=== LESETEXT ===
«Schweizer Diplomatie unterstützte Franco»
Um die wirtschaftlichen und politischen Interessen der Schweiz in Spanien zu verteidigen, haben Schweizer Diplomaten mit dem faschistischen Franco-Regime zusammengearbeitet – auf Kosten der Menschenrechte. Der Historiker Ralph Hug wirft in seinem neuen Buch "Schweizer unter Franco" ein neues Licht auf diese Zeit.
Ralph Hug war einer der Promotoren der Initiative zur Rehabilitierung der rund 800 Schweizer Freiwilligen, die im Spanischen Bürgerkrieg für die Demokratie und gegen die Faschisten kämpften, und er leitet die Interessengemeinschaft Spanienfreiwillige.
Der St. Galler Historiker und Journalist hat bereits mehrere Bücher über den Spanischen Bürgerkrieg verfasst. 2009 schliesslich wurden die Freiwilligen – 70 Jahre nach dem Konflikt – vollständig rehabilitiert.
swissinfo.ch: Gibt es noch unbekannte Aspekte des Franco-Regimes?
Ralph Hug: Ganz sicher, und mein Buch ist nur eines von vielen Beispielen. Das signifikanteste Resultat meiner Nachforschungen ist, dass die Schweizer Diplomatie ganz klar pro-franquistisch war und die Rechte unserer Bürger vernachlässigt hat, die aus politischen Gründen Opfer des Spanischen Bürgerkriegs wurden. Ihre Probleme wurden einfach ignoriert.
swissinfo.ch: Von wie vielen Personen reden wir da?
R.H.: Es waren einige Dutzend Schweizer, die Opfer der Diktatur wurden. Franco und jene, die ihn in seinem Kampf gegen die Demokratie unterstützten, errichteten ein Terror-Regime und versuchten, die Oppositionskräfte zu vernichten.
=== ROHE DATENSÄTZE ===
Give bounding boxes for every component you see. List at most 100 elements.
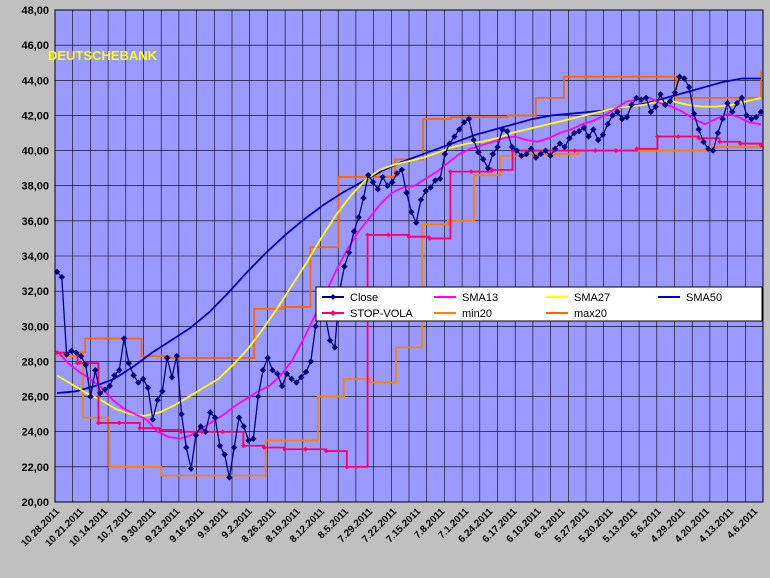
point-close — [585, 133, 592, 140]
point-close — [250, 435, 257, 442]
point-close — [638, 96, 645, 103]
point-close — [408, 208, 415, 216]
point-close — [451, 133, 458, 140]
y-tick-label: 32,00 — [21, 286, 49, 298]
point-close — [537, 150, 544, 158]
point-close — [355, 214, 362, 221]
point-close — [202, 428, 209, 435]
point-close — [417, 196, 425, 203]
point-close — [302, 368, 310, 376]
point-close — [551, 145, 559, 153]
point-close — [446, 140, 453, 147]
legend-item-min20: min20 — [434, 308, 492, 320]
point-stop-vola — [75, 360, 81, 366]
legend-marker — [330, 310, 336, 316]
point-close — [580, 124, 588, 131]
point-close — [412, 219, 420, 226]
y-tick-label: 22,00 — [21, 462, 49, 474]
point-close — [571, 129, 578, 137]
point-close — [92, 367, 99, 374]
point-close — [676, 73, 683, 80]
point-close — [436, 175, 444, 182]
legend-item-max20: max20 — [546, 308, 607, 320]
point-close — [183, 444, 190, 451]
point-close — [465, 115, 473, 123]
point-close — [518, 152, 525, 160]
point-close — [345, 249, 353, 256]
point-close — [159, 388, 166, 395]
point-close — [753, 113, 760, 121]
point-stop-vola — [178, 429, 184, 435]
point-close — [523, 150, 530, 158]
point-close — [331, 344, 338, 351]
point-close — [341, 263, 348, 270]
point-stop-vola — [323, 448, 329, 454]
point-close — [274, 370, 281, 377]
point-close — [216, 442, 224, 449]
point-stop-vola — [282, 446, 288, 452]
point-stop-vola — [572, 148, 578, 153]
point-close — [709, 147, 717, 154]
point-close — [652, 103, 659, 110]
point-close — [566, 135, 573, 142]
point-close — [513, 147, 520, 154]
point-close — [149, 416, 156, 423]
legend-label: min20 — [462, 308, 492, 320]
point-stop-vola — [717, 139, 722, 145]
point-stop-vola — [344, 464, 350, 470]
point-close — [235, 414, 243, 421]
point-stop-vola — [758, 142, 764, 148]
point-close — [360, 194, 367, 202]
point-close — [542, 147, 549, 154]
y-tick-label: 36,00 — [21, 216, 49, 228]
point-close — [106, 382, 113, 390]
point-close — [503, 128, 511, 135]
point-close — [729, 108, 736, 116]
point-close — [226, 474, 233, 481]
point-close — [389, 179, 396, 186]
point-close — [187, 465, 195, 472]
point-close — [700, 138, 707, 145]
point-close — [647, 108, 655, 116]
point-close — [326, 337, 334, 344]
point-stop-vola — [468, 169, 474, 175]
point-close — [293, 379, 300, 386]
y-tick-label: 48,00 — [21, 5, 49, 17]
point-close — [575, 128, 583, 135]
series-line-sma50 — [56, 77, 761, 394]
point-close — [365, 171, 372, 179]
point-stop-vola — [675, 134, 681, 139]
point-stop-vola — [448, 169, 453, 175]
legend: Close SMA13 SMA27 SMA50 STOP-VOLA min20 max20 — [315, 286, 763, 322]
legend-label: SMA50 — [686, 292, 722, 304]
point-close — [130, 372, 137, 379]
y-tick-label: 34,00 — [21, 251, 49, 263]
point-stop-vola — [385, 232, 391, 238]
point-close — [618, 115, 626, 123]
point-stop-vola — [655, 134, 660, 139]
point-close — [427, 184, 434, 191]
point-close — [168, 374, 176, 381]
point-close — [719, 115, 726, 123]
point-close — [422, 187, 429, 195]
point-close — [178, 410, 185, 418]
point-close — [96, 389, 104, 397]
y-tick-label: 40,00 — [21, 146, 49, 158]
point-close — [120, 335, 128, 342]
point-close — [460, 119, 468, 126]
point-close — [743, 112, 750, 119]
point-close — [714, 129, 722, 137]
y-axis-ticks: 20,00 22,00 24,00 26,00 28,00 30,00 32,00 34,00… — [21, 5, 49, 509]
point-close — [192, 432, 200, 439]
point-close — [623, 113, 631, 121]
legend-label: SMA13 — [462, 292, 498, 304]
point-close — [662, 101, 669, 109]
legend-marker — [330, 294, 336, 300]
point-stop-vola — [116, 420, 122, 426]
y-tick-label: 20,00 — [21, 497, 49, 509]
y-tick-label: 26,00 — [21, 392, 49, 404]
point-close — [733, 99, 741, 107]
point-close — [197, 423, 204, 430]
legend-item-sma27: SMA27 — [546, 292, 610, 304]
point-close — [599, 131, 607, 138]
===
AUFGABE A:
Fasse den Lesetext in zwei Sätzen zusammen.
AUFGABE B:
Gib bitte den Abschnitt des Lesetexts von „Der St. Galler“ bis einschließlich „Konflikt – vollständig rehabilitiert.“ wortgetreu aus.

ANTWORT A:
Laut dem Historiker Ralph Hug, der in seinem Buch «Schweizer unter Franco» diese Zeit neu beleuchtet, arbeiteten Schweizer Diplomaten mit dem faschistischen Franco-Regime zusammen, um die wirtschaftlichen und politischen Interessen der Schweiz in Spanien zu verteidigen, und vernachlässigten dabei die Rechte von Schweizer Bürgern, die aus politischen Gründen Opfer des Spanischen Bürgerkriegs wurden. Hug leitet die Interessengemeinschaft Spanienfreiwillige und gehörte zu den Promotoren der Initiative zur Rehabilitierung der rund 800 Schweizer Freiwilligen, die im Spanischen Bürgerkrieg gegen die Faschisten kämpften und 2009 vollständig rehabilitiert wurden.

ANTWORT B:
Der St. Galler Historiker und Journalist hat bereits mehrere Bücher über den Spanischen Bürgerkrieg verfasst. 2009 schliesslich wurden die Freiwilligen – 70 Jahre nach dem Konflikt – vollständig rehabilitiert.